=== Exercise objective ===
Decide whether each statement below agrees with the court opinion excerpt. For each, answer yes or no and quote the deciding words from the opinion. 1. The person who saw the images on the computer was a technician working for AT&T. 2. The federal grand jury returned an indictment with three counts. 3. The Court granted Jurek's Motion to Reconsider.

UNITED STATES DISTRICT COURT NORTHERN DISTRICT OF OHIO EASTERN DIVISION
Jul 17, 2015
CASE NO. 1:14CV1524 (N.D. Ohio Jul. 17, 2015)

Opinion

CASE NO. 1:14CV1524

07-17-2015

JASON JUREK, Petitioner, v. UNITED STATES OF AMERICA, Respondent.


(1:11CR0433) JUDGE BENITA Y. PEARSON MEMORANDUM OF OPINION AND ORDER
[Resolving ECF No. 77]

Before the Court is Pro Se Petitioner Jason Jurek's Motion Under 28 U.S.C. § 2255 to Vacate, Set Aside, or Correct Sentence by a Person in Federal Custody (ECF No. 77). The Court has been advised, having read the file and reviewed the applicable law. For the reasons stated below, the motion is denied.

The docket references will be to the criminal case, not the related civil case, 1:14CV1524.

I. Background

On August 9, 2011, Anthony Finlaw, an AT&T technician responding to a service call at Petitioner's residence, observed images of child pornography on a computer and later reported his observations to law enforcement. Based in part on the information provided by the technician, law enforcement obtained a search warrant for Jurek's residence and seized his computer equipment.

On September 21, 2011, a federal grand jury, in the Northern District of Ohio, returned a two-count indictment charging Jurek with receipt of child pornography, in violation of 18 U.S.C. § 2252(a)(2) (Count 1); and possession of child pornography, in violation of 18 U.S.C. § 2252A(a)(5)(B) (Count 2). Indictment (ECF No. 9).

Petitioner filed a Motion to Suppress the fruits of the search of his residence (ECF No. 23), asserting government involvement in the AT&T technician's unauthorized search of his computer. After an evidentiary hearing at which Finlaw and Special Agent Patrick Donlin testified, the Court denied Jurek's Motion to Suppress. Memorandum of Opinion and Order (ECF No. 33). Petitioner filed a Motion to Reconsider (ECF No. 46), which the Court also denied. Order (ECF No. 48).

=== Stored data ===
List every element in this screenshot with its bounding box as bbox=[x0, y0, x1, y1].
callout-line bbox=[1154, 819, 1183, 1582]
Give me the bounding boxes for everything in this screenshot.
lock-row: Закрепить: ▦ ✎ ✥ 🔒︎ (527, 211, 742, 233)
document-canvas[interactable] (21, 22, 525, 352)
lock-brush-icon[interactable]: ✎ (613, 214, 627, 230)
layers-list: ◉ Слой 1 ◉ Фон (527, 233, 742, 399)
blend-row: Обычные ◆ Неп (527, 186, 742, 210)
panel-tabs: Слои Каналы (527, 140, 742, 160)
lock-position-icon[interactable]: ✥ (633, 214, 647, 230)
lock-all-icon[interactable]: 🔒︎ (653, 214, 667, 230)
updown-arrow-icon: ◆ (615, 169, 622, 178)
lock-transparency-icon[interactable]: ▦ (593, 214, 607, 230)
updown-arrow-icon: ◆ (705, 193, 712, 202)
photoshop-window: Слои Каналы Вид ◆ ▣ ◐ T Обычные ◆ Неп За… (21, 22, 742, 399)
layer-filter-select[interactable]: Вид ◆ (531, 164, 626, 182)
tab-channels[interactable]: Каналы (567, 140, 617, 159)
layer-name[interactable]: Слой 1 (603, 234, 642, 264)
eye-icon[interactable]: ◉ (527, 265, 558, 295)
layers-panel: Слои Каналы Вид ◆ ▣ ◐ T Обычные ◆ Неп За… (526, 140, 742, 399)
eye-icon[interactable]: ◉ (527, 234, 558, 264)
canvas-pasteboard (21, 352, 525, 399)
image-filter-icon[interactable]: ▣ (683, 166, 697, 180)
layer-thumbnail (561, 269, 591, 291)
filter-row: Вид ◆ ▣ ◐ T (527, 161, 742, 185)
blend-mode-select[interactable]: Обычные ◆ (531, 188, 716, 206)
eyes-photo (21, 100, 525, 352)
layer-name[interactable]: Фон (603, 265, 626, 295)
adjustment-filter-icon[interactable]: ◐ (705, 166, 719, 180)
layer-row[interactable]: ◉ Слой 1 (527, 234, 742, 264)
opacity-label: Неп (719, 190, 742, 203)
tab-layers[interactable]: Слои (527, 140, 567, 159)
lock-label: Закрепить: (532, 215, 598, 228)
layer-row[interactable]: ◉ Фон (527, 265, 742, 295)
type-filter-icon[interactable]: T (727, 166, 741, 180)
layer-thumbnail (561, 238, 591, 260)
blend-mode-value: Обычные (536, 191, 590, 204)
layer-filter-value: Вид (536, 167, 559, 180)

=== Exercise result ===
1. Yes: "Anthony Finlaw, an AT&T technician responding to a service call at Petitioner's residence"
2. No: "returned a two-count indictment"
3. No: "Petitioner filed a Motion to Reconsider (ECF No. 46), which the Court also denied."